### AIM
Return every line of the listing below unchanged, in the same order.

□ □ □ □ □

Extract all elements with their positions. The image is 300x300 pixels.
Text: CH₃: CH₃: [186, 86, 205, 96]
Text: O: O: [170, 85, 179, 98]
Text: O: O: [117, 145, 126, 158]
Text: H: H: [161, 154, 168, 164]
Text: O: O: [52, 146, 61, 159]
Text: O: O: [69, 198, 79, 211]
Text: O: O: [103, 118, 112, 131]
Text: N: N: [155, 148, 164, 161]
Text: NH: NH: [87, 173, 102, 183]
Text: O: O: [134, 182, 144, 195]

□ □ □ □ □

### RESULT FOR THIS EXERCISE
Extract all elements with their positions. The image is 300x300 pixels.
Text: CH₃: CH₃: [186, 86, 205, 96]
Text: O: O: [170, 85, 179, 98]
Text: O: O: [117, 145, 126, 158]
Text: H: H: [161, 154, 168, 164]
Text: O: O: [52, 146, 61, 159]
Text: O: O: [69, 198, 79, 211]
Text: O: O: [103, 118, 112, 131]
Text: N: N: [155, 148, 164, 161]
Text: NH: NH: [87, 173, 102, 183]
Text: O: O: [134, 182, 144, 195]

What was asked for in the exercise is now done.